• REQUIREMENTS:
From the listing below, pull out the lines that hold "into".

(Recorded data)
__________

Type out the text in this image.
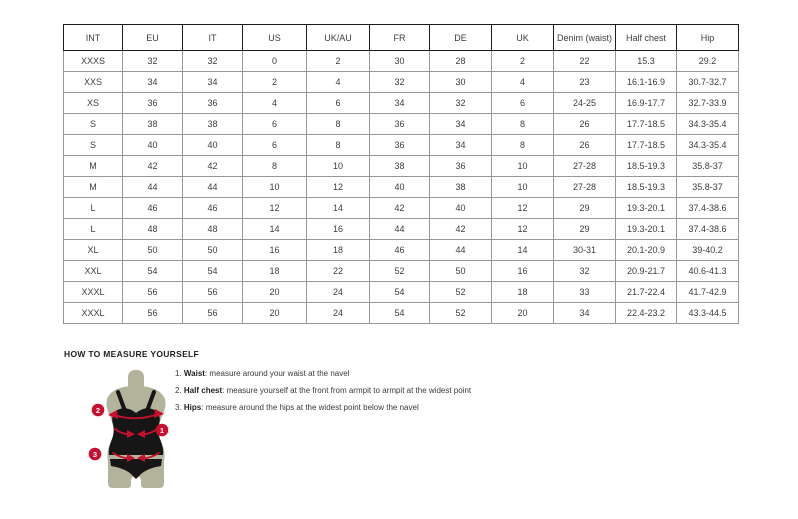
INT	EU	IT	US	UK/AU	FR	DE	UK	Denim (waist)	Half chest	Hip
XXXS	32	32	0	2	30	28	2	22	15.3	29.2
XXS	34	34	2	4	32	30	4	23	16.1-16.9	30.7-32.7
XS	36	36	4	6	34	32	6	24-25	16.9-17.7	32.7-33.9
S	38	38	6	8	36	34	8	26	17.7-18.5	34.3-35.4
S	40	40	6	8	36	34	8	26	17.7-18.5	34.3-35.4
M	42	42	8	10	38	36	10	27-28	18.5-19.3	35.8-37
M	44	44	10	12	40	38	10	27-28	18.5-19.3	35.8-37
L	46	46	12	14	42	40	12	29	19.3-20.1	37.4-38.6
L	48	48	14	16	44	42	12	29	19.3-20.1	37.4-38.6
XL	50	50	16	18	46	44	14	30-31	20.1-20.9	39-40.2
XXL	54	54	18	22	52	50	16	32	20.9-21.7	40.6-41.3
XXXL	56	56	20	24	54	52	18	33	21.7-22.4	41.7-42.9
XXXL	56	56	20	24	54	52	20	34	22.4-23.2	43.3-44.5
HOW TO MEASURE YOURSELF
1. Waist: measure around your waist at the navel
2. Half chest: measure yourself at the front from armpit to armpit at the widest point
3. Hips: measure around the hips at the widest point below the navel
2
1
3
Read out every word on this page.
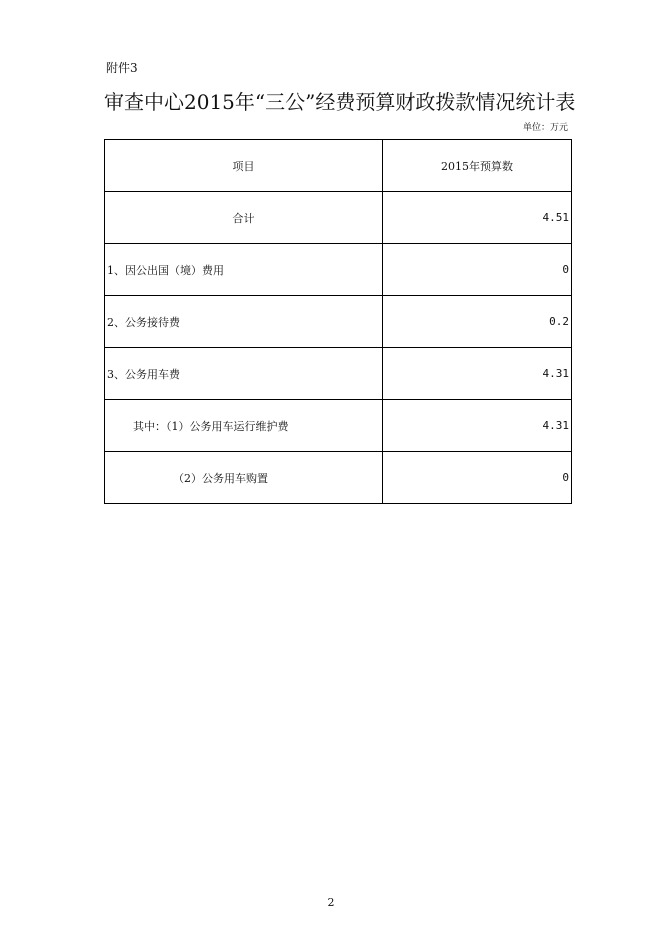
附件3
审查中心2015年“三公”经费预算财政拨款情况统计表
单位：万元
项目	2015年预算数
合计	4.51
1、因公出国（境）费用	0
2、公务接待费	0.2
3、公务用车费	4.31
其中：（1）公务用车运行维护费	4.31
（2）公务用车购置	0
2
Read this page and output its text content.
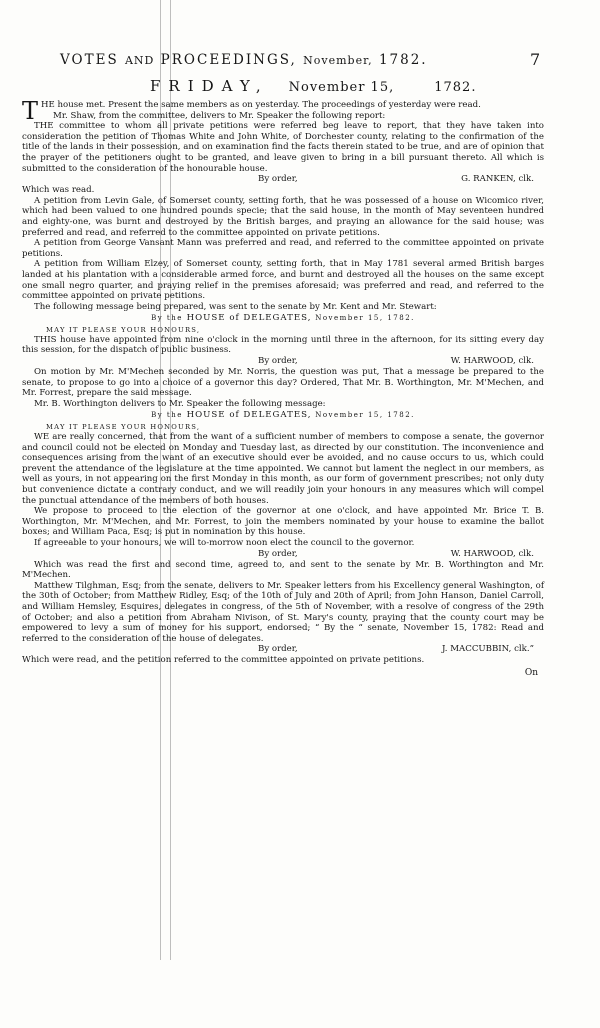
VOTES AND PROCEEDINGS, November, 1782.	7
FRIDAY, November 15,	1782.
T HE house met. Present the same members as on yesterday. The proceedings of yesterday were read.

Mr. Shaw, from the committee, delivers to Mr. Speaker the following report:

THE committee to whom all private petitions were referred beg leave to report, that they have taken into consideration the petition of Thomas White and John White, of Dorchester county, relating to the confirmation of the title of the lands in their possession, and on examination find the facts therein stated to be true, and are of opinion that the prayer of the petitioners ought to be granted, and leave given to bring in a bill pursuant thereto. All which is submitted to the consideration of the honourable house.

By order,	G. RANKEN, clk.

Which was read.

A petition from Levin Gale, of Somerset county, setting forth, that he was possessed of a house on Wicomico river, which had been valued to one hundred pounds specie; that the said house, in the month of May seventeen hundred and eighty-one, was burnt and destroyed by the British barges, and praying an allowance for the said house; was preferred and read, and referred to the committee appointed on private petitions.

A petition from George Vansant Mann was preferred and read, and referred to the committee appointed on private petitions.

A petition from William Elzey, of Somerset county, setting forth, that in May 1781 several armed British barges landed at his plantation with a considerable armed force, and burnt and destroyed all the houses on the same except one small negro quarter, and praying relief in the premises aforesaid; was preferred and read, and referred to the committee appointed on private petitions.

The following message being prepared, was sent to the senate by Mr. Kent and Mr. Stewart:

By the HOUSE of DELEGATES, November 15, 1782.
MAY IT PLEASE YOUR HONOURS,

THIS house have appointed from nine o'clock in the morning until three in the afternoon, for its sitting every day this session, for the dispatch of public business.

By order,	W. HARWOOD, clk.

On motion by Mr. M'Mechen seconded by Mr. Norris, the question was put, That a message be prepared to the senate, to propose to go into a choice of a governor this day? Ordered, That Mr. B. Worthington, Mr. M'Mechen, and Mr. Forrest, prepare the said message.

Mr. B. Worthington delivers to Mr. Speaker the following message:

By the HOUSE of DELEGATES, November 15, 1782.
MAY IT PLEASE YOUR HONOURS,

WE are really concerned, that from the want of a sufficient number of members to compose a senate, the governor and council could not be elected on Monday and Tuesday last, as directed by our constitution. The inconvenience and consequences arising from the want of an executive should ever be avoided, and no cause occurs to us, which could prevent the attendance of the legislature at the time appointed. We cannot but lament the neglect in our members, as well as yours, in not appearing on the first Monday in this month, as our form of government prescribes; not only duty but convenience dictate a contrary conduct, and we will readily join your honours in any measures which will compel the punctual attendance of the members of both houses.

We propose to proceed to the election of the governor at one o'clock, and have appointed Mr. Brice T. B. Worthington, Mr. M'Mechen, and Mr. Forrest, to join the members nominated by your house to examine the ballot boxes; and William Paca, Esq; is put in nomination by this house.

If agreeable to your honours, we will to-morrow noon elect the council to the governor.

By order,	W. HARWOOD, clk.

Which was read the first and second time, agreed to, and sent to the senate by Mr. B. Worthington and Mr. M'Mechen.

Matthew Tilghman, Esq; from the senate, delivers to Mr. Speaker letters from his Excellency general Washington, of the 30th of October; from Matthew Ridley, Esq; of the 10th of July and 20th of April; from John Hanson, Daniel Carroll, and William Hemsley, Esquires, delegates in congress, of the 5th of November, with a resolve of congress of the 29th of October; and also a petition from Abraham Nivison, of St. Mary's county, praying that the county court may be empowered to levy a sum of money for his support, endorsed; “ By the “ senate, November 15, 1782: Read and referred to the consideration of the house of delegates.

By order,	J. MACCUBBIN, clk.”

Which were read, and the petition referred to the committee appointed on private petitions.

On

__________

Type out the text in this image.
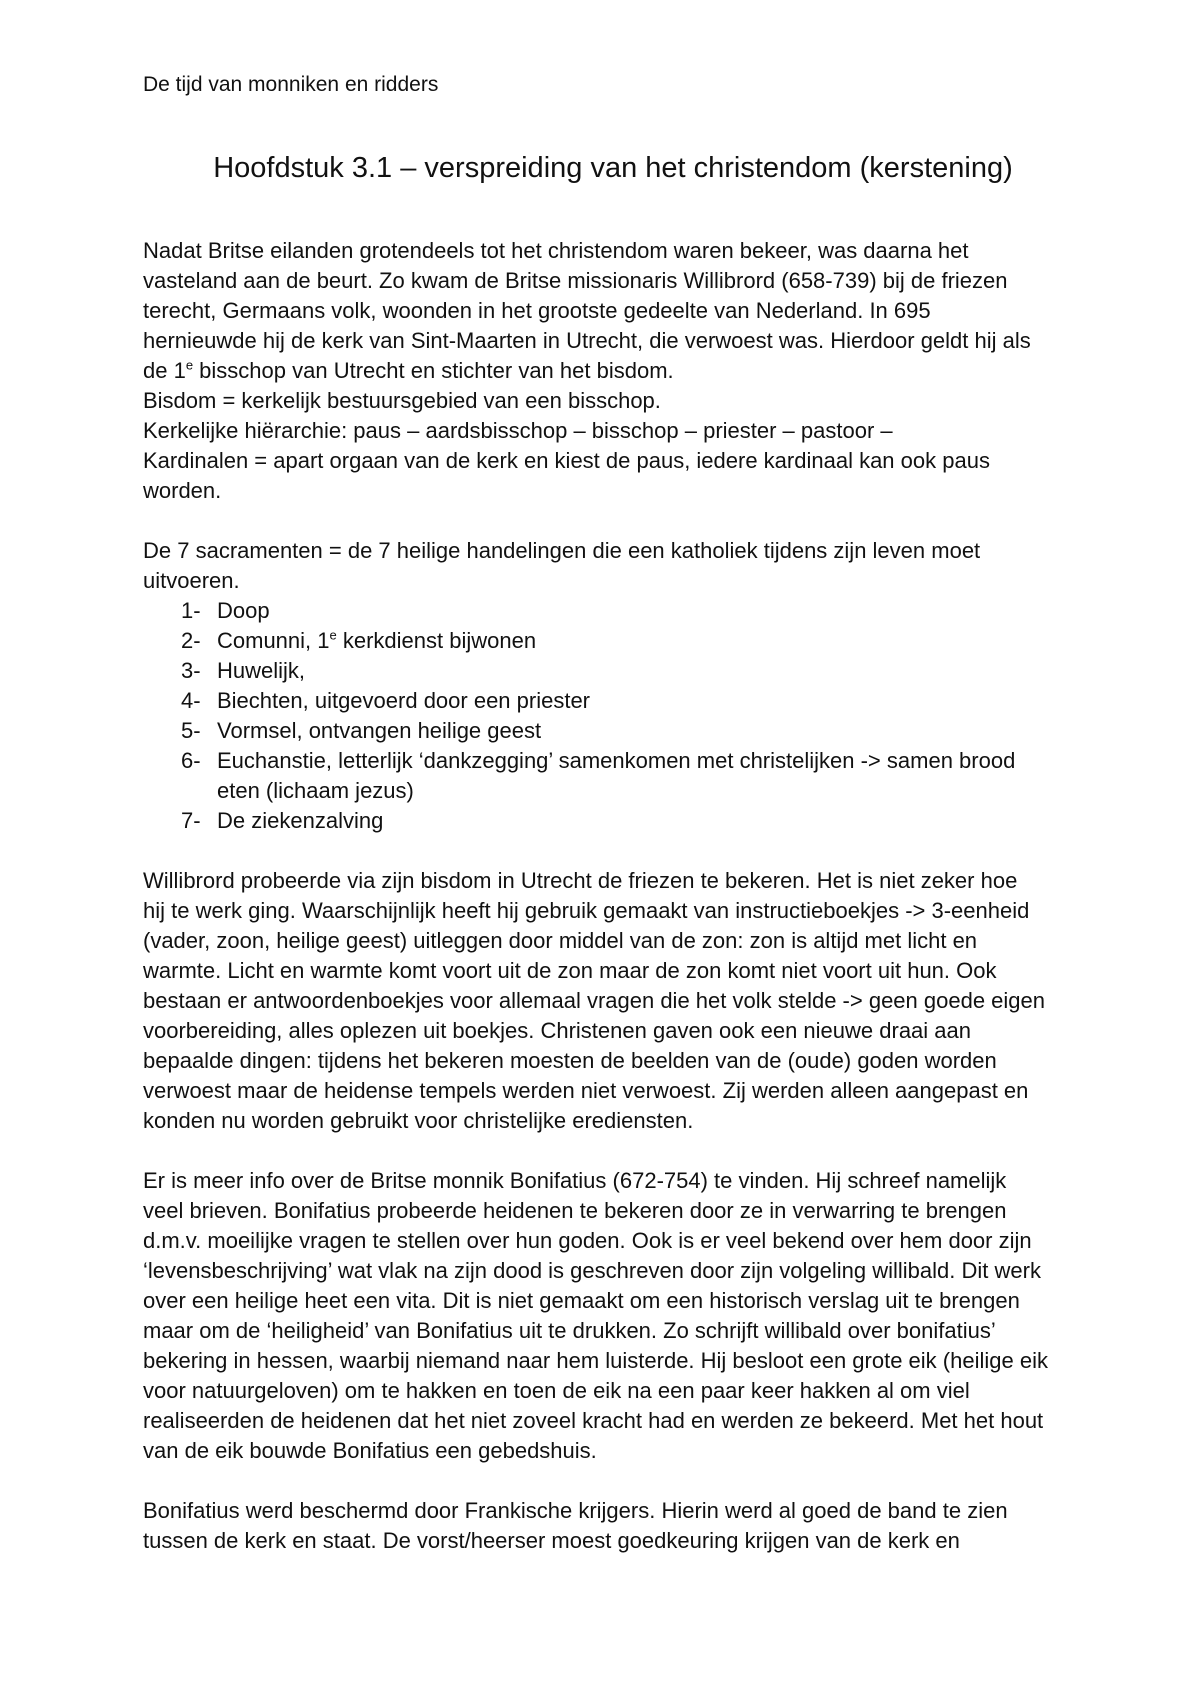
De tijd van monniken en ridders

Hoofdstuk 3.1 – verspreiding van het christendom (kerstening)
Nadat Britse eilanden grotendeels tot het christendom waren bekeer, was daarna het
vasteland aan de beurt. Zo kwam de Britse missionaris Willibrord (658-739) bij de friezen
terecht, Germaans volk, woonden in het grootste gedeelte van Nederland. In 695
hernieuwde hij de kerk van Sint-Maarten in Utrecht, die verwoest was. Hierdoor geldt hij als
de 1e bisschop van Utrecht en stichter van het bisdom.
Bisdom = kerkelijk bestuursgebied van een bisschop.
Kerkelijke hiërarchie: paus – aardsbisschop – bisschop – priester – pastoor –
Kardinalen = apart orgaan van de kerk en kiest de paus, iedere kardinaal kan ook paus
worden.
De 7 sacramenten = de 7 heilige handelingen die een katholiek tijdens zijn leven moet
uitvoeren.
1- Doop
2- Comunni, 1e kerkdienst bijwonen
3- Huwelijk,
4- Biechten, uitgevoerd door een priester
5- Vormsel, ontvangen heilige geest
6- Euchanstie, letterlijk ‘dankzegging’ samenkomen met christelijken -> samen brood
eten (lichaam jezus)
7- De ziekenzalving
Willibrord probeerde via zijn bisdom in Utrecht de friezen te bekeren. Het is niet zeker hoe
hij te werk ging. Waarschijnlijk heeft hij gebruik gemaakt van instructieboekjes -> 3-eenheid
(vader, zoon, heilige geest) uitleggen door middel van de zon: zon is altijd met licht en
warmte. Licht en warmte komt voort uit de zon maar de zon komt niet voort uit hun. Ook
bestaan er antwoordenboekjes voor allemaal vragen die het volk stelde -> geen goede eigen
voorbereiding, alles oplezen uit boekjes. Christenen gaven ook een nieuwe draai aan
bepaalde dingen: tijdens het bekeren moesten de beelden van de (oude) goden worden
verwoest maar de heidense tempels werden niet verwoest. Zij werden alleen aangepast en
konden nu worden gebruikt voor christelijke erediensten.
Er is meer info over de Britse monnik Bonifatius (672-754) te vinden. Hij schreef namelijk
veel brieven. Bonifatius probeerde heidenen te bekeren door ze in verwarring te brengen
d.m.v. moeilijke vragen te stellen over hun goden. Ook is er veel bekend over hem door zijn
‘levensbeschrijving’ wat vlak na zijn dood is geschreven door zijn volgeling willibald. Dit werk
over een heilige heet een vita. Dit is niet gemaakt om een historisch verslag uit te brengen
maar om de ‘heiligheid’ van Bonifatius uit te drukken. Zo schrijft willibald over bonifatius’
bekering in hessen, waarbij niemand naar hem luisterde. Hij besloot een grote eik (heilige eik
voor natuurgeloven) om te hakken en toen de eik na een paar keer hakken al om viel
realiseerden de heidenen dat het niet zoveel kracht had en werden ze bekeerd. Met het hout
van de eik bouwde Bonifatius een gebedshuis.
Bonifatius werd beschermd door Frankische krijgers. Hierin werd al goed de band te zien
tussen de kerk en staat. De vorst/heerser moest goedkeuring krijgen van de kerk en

__________

• FULL SOLUTION:
THE committee to whom all private petitions were referred beg leave to report, that they have taken into consideration the petition of Thomas White and John White, of Dorchester county, relating to the confirmation of the title of the lands in their possession, and on examination find the facts therein stated to be true, and are of opinion that the prayer of the petitioners ought to be granted, and leave given to bring in a bill pursuant thereto. All which is submitted to the consideration of the honourable house.
On motion by Mr. M'Mechen seconded by Mr. Norris, the question was put, That a message be prepared to the senate, to propose to go into a choice of a governor this day? Ordered, That Mr. B. Worthington, Mr. M'Mechen, and Mr. Forrest, prepare the said message.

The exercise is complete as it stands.